Dataset =

====================

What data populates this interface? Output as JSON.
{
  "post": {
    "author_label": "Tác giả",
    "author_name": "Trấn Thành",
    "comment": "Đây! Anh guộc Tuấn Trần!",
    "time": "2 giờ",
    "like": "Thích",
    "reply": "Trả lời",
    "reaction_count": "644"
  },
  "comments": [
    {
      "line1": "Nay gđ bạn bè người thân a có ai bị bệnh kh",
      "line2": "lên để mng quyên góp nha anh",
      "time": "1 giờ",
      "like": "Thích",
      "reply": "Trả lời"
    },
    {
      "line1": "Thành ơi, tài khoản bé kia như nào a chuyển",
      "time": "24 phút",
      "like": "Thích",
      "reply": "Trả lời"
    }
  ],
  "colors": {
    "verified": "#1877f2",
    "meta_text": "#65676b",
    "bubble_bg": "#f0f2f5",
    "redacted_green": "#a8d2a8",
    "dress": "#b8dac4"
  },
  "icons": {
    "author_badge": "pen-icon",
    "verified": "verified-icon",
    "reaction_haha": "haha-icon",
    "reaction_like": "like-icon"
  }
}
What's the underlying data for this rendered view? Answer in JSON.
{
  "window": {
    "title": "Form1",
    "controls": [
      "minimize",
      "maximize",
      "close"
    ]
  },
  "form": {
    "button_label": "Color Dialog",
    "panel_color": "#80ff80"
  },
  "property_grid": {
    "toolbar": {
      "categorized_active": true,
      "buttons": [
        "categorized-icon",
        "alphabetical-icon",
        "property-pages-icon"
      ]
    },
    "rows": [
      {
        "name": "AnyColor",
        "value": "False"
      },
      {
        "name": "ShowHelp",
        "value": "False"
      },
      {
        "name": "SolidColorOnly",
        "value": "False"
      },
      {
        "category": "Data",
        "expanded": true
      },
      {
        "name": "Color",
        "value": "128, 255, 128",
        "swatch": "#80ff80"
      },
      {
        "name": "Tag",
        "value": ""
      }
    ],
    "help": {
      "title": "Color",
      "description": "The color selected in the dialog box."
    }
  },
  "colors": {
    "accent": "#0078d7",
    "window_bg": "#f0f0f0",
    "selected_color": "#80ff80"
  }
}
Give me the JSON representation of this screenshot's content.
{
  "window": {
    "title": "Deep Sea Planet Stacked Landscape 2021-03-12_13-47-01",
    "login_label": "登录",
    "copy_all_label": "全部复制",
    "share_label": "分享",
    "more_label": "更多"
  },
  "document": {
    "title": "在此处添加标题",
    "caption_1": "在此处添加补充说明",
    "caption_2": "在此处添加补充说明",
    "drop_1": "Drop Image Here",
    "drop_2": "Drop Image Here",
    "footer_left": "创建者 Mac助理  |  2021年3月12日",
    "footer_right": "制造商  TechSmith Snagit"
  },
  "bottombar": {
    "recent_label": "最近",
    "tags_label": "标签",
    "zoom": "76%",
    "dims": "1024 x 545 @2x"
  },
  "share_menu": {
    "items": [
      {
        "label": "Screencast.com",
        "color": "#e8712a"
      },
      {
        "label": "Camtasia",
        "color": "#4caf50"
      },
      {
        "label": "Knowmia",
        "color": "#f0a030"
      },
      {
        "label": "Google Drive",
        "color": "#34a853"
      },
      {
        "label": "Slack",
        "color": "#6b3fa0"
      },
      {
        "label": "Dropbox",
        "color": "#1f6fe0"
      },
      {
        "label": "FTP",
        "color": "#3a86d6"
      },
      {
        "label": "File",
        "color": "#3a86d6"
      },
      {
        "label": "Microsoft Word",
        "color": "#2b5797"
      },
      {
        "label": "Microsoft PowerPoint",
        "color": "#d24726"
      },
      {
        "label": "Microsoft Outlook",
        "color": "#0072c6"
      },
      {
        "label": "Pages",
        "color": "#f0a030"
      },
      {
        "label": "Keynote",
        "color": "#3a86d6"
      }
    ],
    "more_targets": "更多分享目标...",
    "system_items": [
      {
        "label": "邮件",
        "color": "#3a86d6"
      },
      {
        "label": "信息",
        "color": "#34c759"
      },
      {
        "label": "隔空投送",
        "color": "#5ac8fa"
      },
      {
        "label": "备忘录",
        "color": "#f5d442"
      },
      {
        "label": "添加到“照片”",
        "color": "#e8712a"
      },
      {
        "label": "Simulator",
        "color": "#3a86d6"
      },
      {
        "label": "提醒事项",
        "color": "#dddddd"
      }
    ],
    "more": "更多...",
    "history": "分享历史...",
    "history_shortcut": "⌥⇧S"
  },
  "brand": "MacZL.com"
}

====================

Goal = Output the listing above without altering a single character.

Exercise response =
What data populates this interface? Output as JSON.
{
  "post": {
    "author_label": "Tác giả",
    "author_name": "Trấn Thành",
    "comment": "Đây! Anh guộc Tuấn Trần!",
    "time": "2 giờ",
    "like": "Thích",
    "reply": "Trả lời",
    "reaction_count": "644"
  },
  "comments": [
    {
      "line1": "Nay gđ bạn bè người thân a có ai bị bệnh kh",
      "line2": "lên để mng quyên góp nha anh",
      "time": "1 giờ",
      "like": "Thích",
      "reply": "Trả lời"
    },
    {
      "line1": "Thành ơi, tài khoản bé kia như nào a chuyển",
      "time": "24 phút",
      "like": "Thích",
      "reply": "Trả lời"
    }
  ],
  "colors": {
    "verified": "#1877f2",
    "meta_text": "#65676b",
    "bubble_bg": "#f0f2f5",
    "redacted_green": "#a8d2a8",
    "dress": "#b8dac4"
  },
  "icons": {
    "author_badge": "pen-icon",
    "verified": "verified-icon",
    "reaction_haha": "haha-icon",
    "reaction_like": "like-icon"
  }
}
What's the underlying data for this rendered view? Answer in JSON.
{
  "window": {
    "title": "Form1",
    "controls": [
      "minimize",
      "maximize",
      "close"
    ]
  },
  "form": {
    "button_label": "Color Dialog",
    "panel_color": "#80ff80"
  },
  "property_grid": {
    "toolbar": {
      "categorized_active": true,
      "buttons": [
        "categorized-icon",
        "alphabetical-icon",
        "property-pages-icon"
      ]
    },
    "rows": [
      {
        "name": "AnyColor",
        "value": "False"
      },
      {
        "name": "ShowHelp",
        "value": "False"
      },
      {
        "name": "SolidColorOnly",
        "value": "False"
      },
      {
        "category": "Data",
        "expanded": true
      },
      {
        "name": "Color",
        "value": "128, 255, 128",
        "swatch": "#80ff80"
      },
      {
        "name": "Tag",
        "value": ""
      }
    ],
    "help": {
      "title": "Color",
      "description": "The color selected in the dialog box."
    }
  },
  "colors": {
    "accent": "#0078d7",
    "window_bg": "#f0f0f0",
    "selected_color": "#80ff80"
  }
}
Give me the JSON representation of this screenshot's content.
{
  "window": {
    "title": "Deep Sea Planet Stacked Landscape 2021-03-12_13-47-01",
    "login_label": "登录",
    "copy_all_label": "全部复制",
    "share_label": "分享",
    "more_label": "更多"
  },
  "document": {
    "title": "在此处添加标题",
    "caption_1": "在此处添加补充说明",
    "caption_2": "在此处添加补充说明",
    "drop_1": "Drop Image Here",
    "drop_2": "Drop Image Here",
    "footer_left": "创建者 Mac助理  |  2021年3月12日",
    "footer_right": "制造商  TechSmith Snagit"
  },
  "bottombar": {
    "recent_label": "最近",
    "tags_label": "标签",
    "zoom": "76%",
    "dims": "1024 x 545 @2x"
  },
  "share_menu": {
    "items": [
      {
        "label": "Screencast.com",
        "color": "#e8712a"
      },
      {
        "label": "Camtasia",
        "color": "#4caf50"
      },
      {
        "label": "Knowmia",
        "color": "#f0a030"
      },
      {
        "label": "Google Drive",
        "color": "#34a853"
      },
      {
        "label": "Slack",
        "color": "#6b3fa0"
      },
      {
        "label": "Dropbox",
        "color": "#1f6fe0"
      },
      {
        "label": "FTP",
        "color": "#3a86d6"
      },
      {
        "label": "File",
        "color": "#3a86d6"
      },
      {
        "label": "Microsoft Word",
        "color": "#2b5797"
      },
      {
        "label": "Microsoft PowerPoint",
        "color": "#d24726"
      },
      {
        "label": "Microsoft Outlook",
        "color": "#0072c6"
      },
      {
        "label": "Pages",
        "color": "#f0a030"
      },
      {
        "label": "Keynote",
        "color": "#3a86d6"
      }
    ],
    "more_targets": "更多分享目标...",
    "system_items": [
      {
        "label": "邮件",
        "color": "#3a86d6"
      },
      {
        "label": "信息",
        "color": "#34c759"
      },
      {
        "label": "隔空投送",
        "color": "#5ac8fa"
      },
      {
        "label": "备忘录",
        "color": "#f5d442"
      },
      {
        "label": "添加到“照片”",
        "color": "#e8712a"
      },
      {
        "label": "Simulator",
        "color": "#3a86d6"
      },
      {
        "label": "提醒事项",
        "color": "#dddddd"
      }
    ],
    "more": "更多...",
    "history": "分享历史...",
    "history_shortcut": "⌥⇧S"
  },
  "brand": "MacZL.com"
}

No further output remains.